--- Exercício proposto ---
Transcreva fielmente todas as linhas dos dados a seguir, omitindo as imagens na resposta.

Registros:
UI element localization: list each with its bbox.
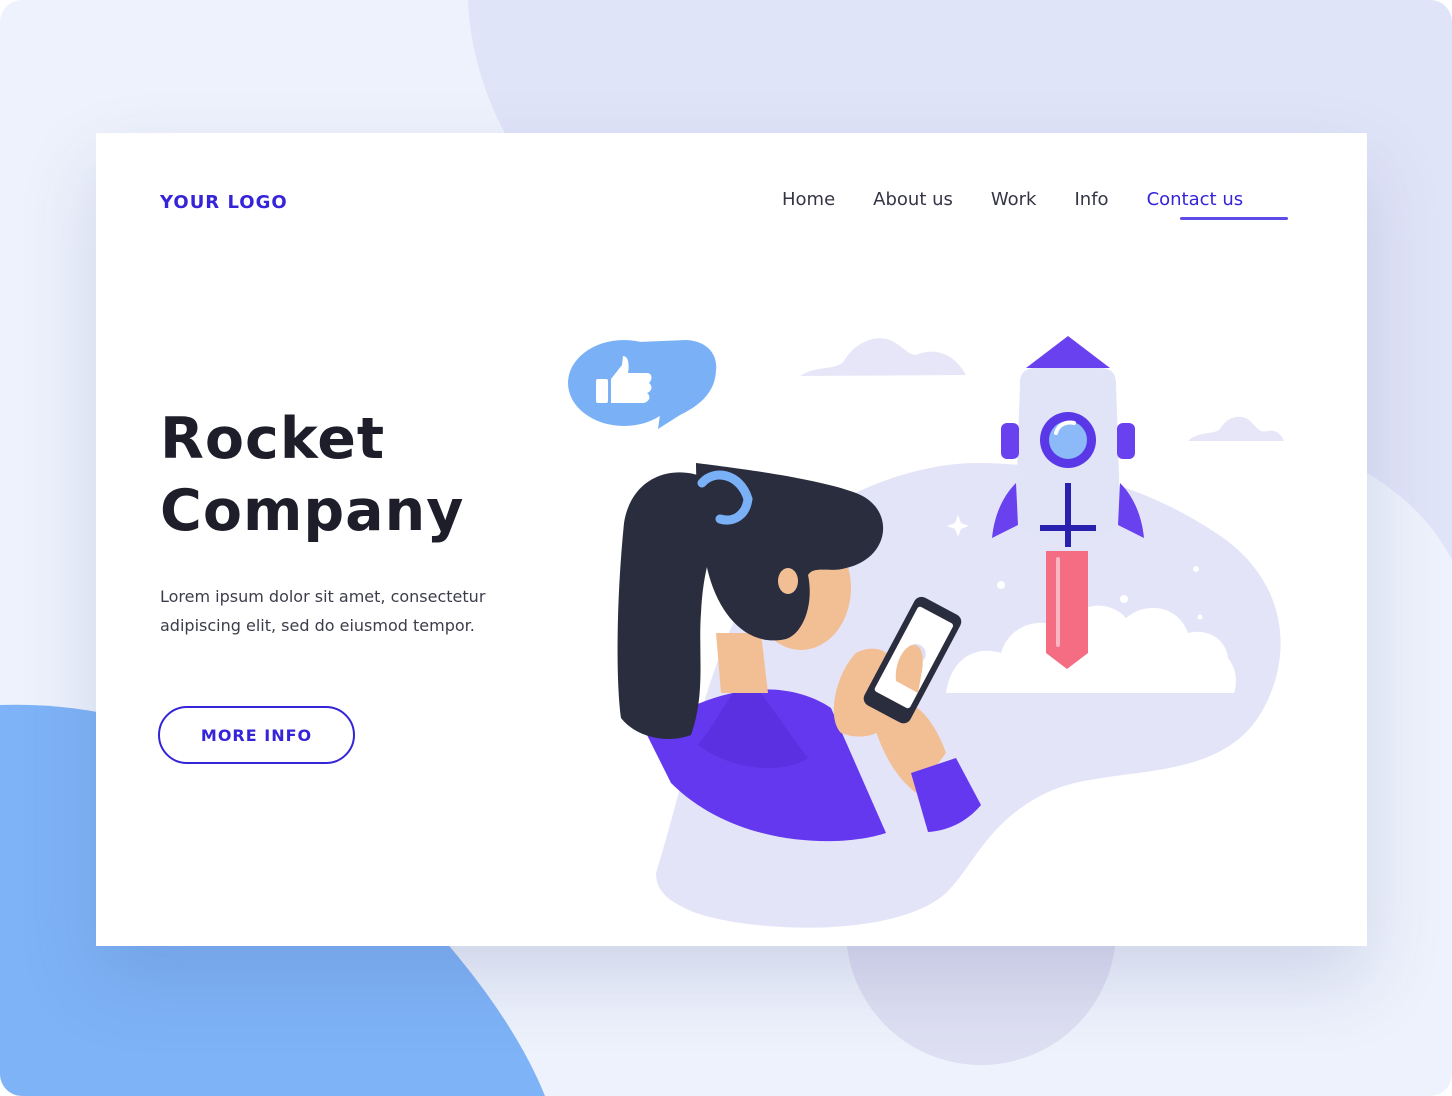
star-dot xyxy=(997,581,1005,589)
rocket-icon xyxy=(992,336,1144,547)
page-background: YOUR LOGO Home About us Work Info Contac… xyxy=(0,0,1452,1096)
rocket-center-line xyxy=(1065,483,1071,547)
cloud-icon xyxy=(800,338,966,376)
woman-neck xyxy=(716,633,768,693)
rocket-nose xyxy=(1026,336,1110,368)
star-dot xyxy=(1193,566,1199,572)
star-dot xyxy=(1197,614,1203,620)
rocket-flame-highlight xyxy=(1056,557,1060,647)
rocket-window xyxy=(1049,421,1087,459)
landing-card: YOUR LOGO Home About us Work Info Contac… xyxy=(96,133,1367,946)
rocket-flame xyxy=(1046,551,1088,669)
cloud-icon xyxy=(1188,416,1284,441)
hero-illustration xyxy=(568,336,1284,928)
thumbs-up-bubble xyxy=(568,340,717,429)
rocket-side-thruster-left xyxy=(1001,423,1019,459)
star-dot xyxy=(1120,595,1128,603)
woman-ear xyxy=(778,568,798,594)
rocket-side-thruster-right xyxy=(1117,423,1135,459)
rocket-base-line xyxy=(1040,525,1096,531)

--- Resolução do exercício ---
UI element localization: list each with its bbox.
star-dot xyxy=(997,581,1005,589)
rocket-icon xyxy=(992,336,1144,547)
page-background: YOUR LOGO Home About us Work Info Contac… xyxy=(0,0,1452,1096)
rocket-center-line xyxy=(1065,483,1071,547)
cloud-icon xyxy=(800,338,966,376)
woman-neck xyxy=(716,633,768,693)
rocket-nose xyxy=(1026,336,1110,368)
star-dot xyxy=(1193,566,1199,572)
star-dot xyxy=(1197,614,1203,620)
rocket-flame-highlight xyxy=(1056,557,1060,647)
rocket-window xyxy=(1049,421,1087,459)
landing-card: YOUR LOGO Home About us Work Info Contac… xyxy=(96,133,1367,946)
rocket-flame xyxy=(1046,551,1088,669)
cloud-icon xyxy=(1188,416,1284,441)
hero-illustration xyxy=(568,336,1284,928)
thumbs-up-bubble xyxy=(568,340,717,429)
rocket-side-thruster-left xyxy=(1001,423,1019,459)
star-dot xyxy=(1120,595,1128,603)
woman-ear xyxy=(778,568,798,594)
rocket-side-thruster-right xyxy=(1117,423,1135,459)
rocket-base-line xyxy=(1040,525,1096,531)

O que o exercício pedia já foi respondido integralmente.